[Extracted records]
--------------------------------------------------

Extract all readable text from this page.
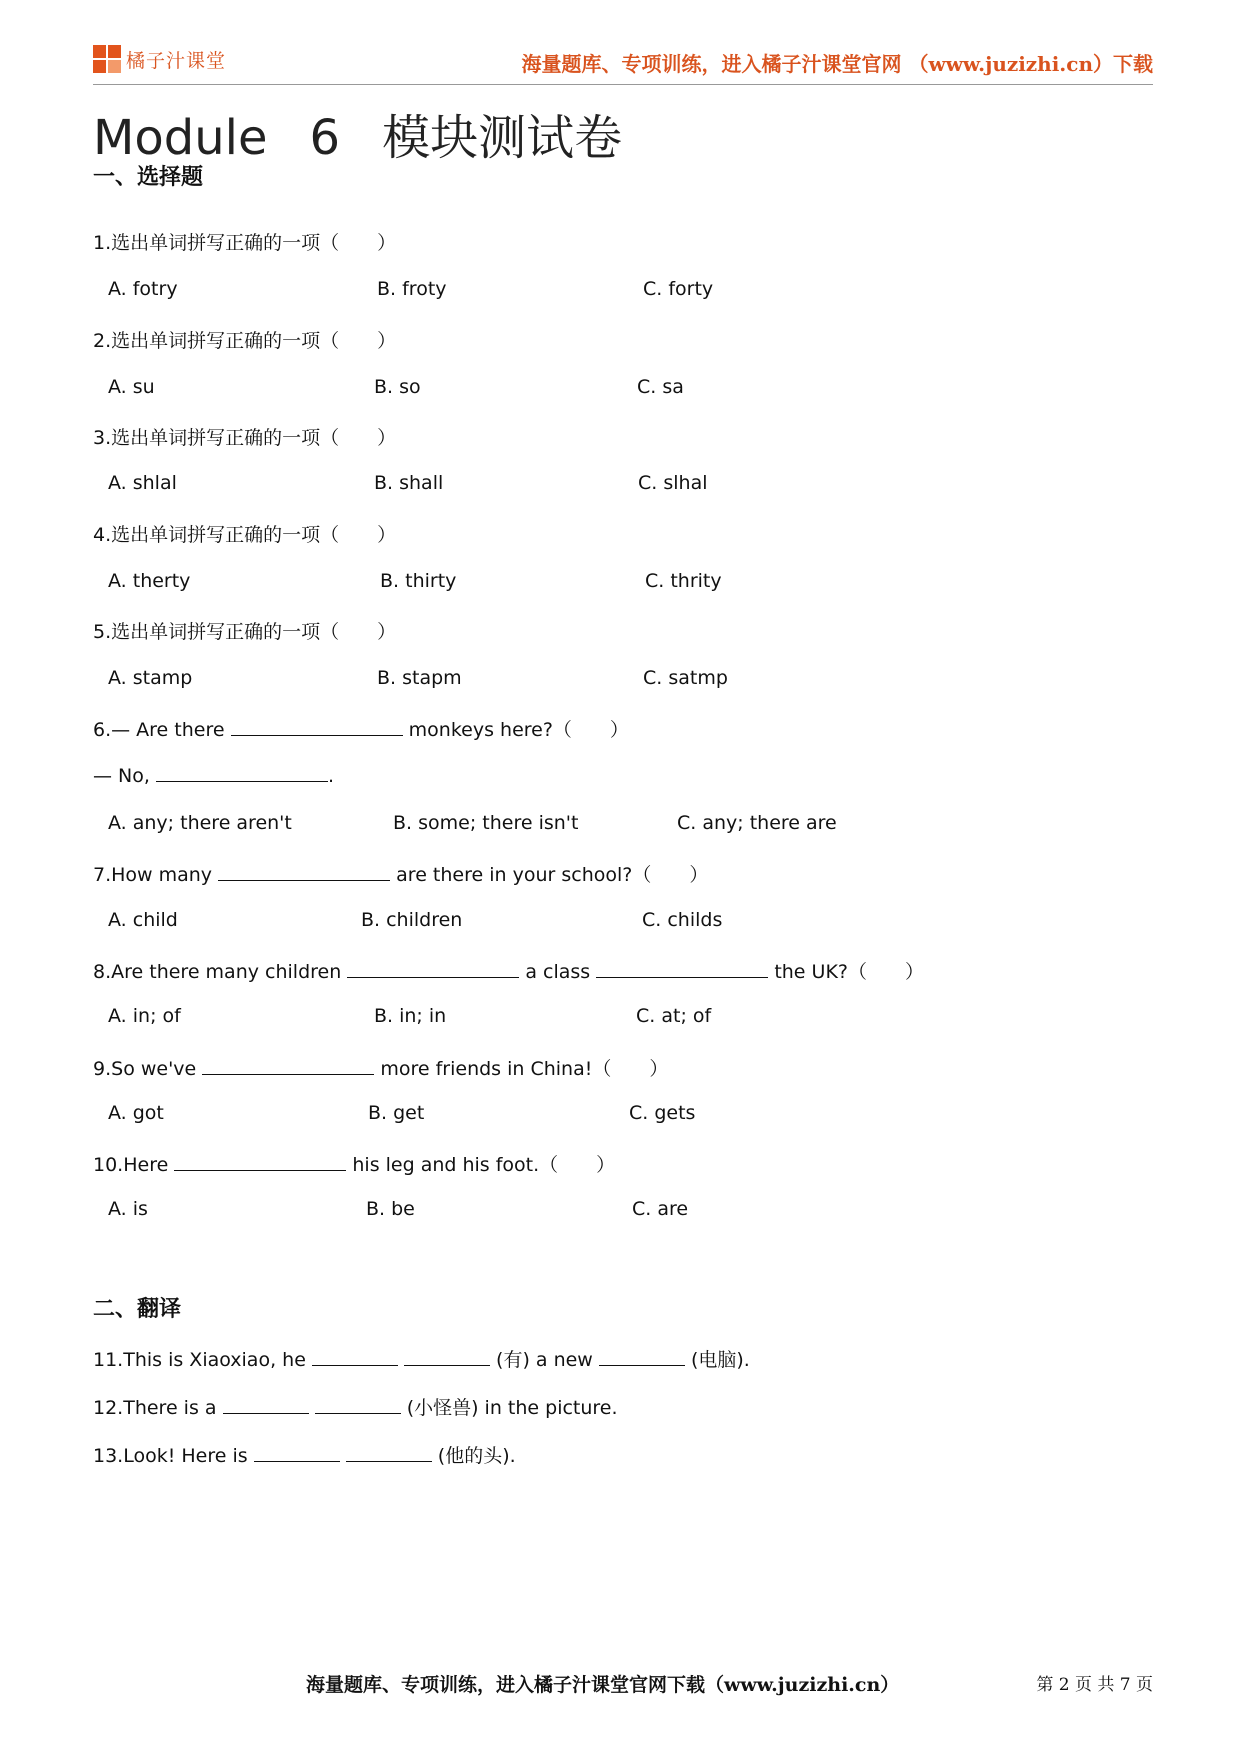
橘子汁课堂	海量题库、专项训练，进入橘子汁课堂官网 （www.juzizhi.cn）下载
Module 6 模块测试卷
一、选择题
1.选出单词拼写正确的一项（　　）
A. fotry	B. froty	C. forty
2.选出单词拼写正确的一项（　　）
A. su	B. so	C. sa
3.选出单词拼写正确的一项（　　）
A. shlal	B. shall	C. slhal
4.选出单词拼写正确的一项（　　）
A. therty	B. thirty	C. thrity
5.选出单词拼写正确的一项（　　）
A. stamp	B. stapm	C. satmp
6.— Are there	monkeys here?（　　）
— No,	.
A. any; there aren't	B. some; there isn't	C. any; there are
7.How many	are there in your school?（　　）
A. child	B. children	C. childs
8.Are there many children	a class	the UK?（　　）
A. in; of	B. in; in	C. at; of
9.So we've	more friends in China!（　　）
A. got	B. get	C. gets
10.Here	his leg and his foot.（　　）
A. is	B. be	C. are
二、翻译
11.This is Xiaoxiao, he	(有) a new	(电脑).
12.There is a	(小怪兽) in the picture.
13.Look! Here is	(他的头).
海量题库、专项训练，进入橘子汁课堂官网下载（www.juzizhi.cn）	第 2 页 共 7 页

--------------------------------------------------

* DIRECTION *
Reproduce each line of the records exactly, and omit every picture.

* THE RESPONSE *
Extract all readable text from this page.
橘子汁课堂	海量题库、专项训练，进入橘子汁课堂官网 （www.juzizhi.cn）下载
Module 6 模块测试卷
一、选择题
1.选出单词拼写正确的一项（　　）
A. fotry	B. froty	C. forty
2.选出单词拼写正确的一项（　　）
A. su	B. so	C. sa
3.选出单词拼写正确的一项（　　）
A. shlal	B. shall	C. slhal
4.选出单词拼写正确的一项（　　）
A. therty	B. thirty	C. thrity
5.选出单词拼写正确的一项（　　）
A. stamp	B. stapm	C. satmp
6.— Are there	monkeys here?（　　）
— No,	.
A. any; there aren't	B. some; there isn't	C. any; there are
7.How many	are there in your school?（　　）
A. child	B. children	C. childs
8.Are there many children	a class	the UK?（　　）
A. in; of	B. in; in	C. at; of
9.So we've	more friends in China!（　　）
A. got	B. get	C. gets
10.Here	his leg and his foot.（　　）
A. is	B. be	C. are
二、翻译
11.This is Xiaoxiao, he	(有) a new	(电脑).
12.There is a	(小怪兽) in the picture.
13.Look! Here is	(他的头).
海量题库、专项训练，进入橘子汁课堂官网下载（www.juzizhi.cn）	第 2 页 共 7 页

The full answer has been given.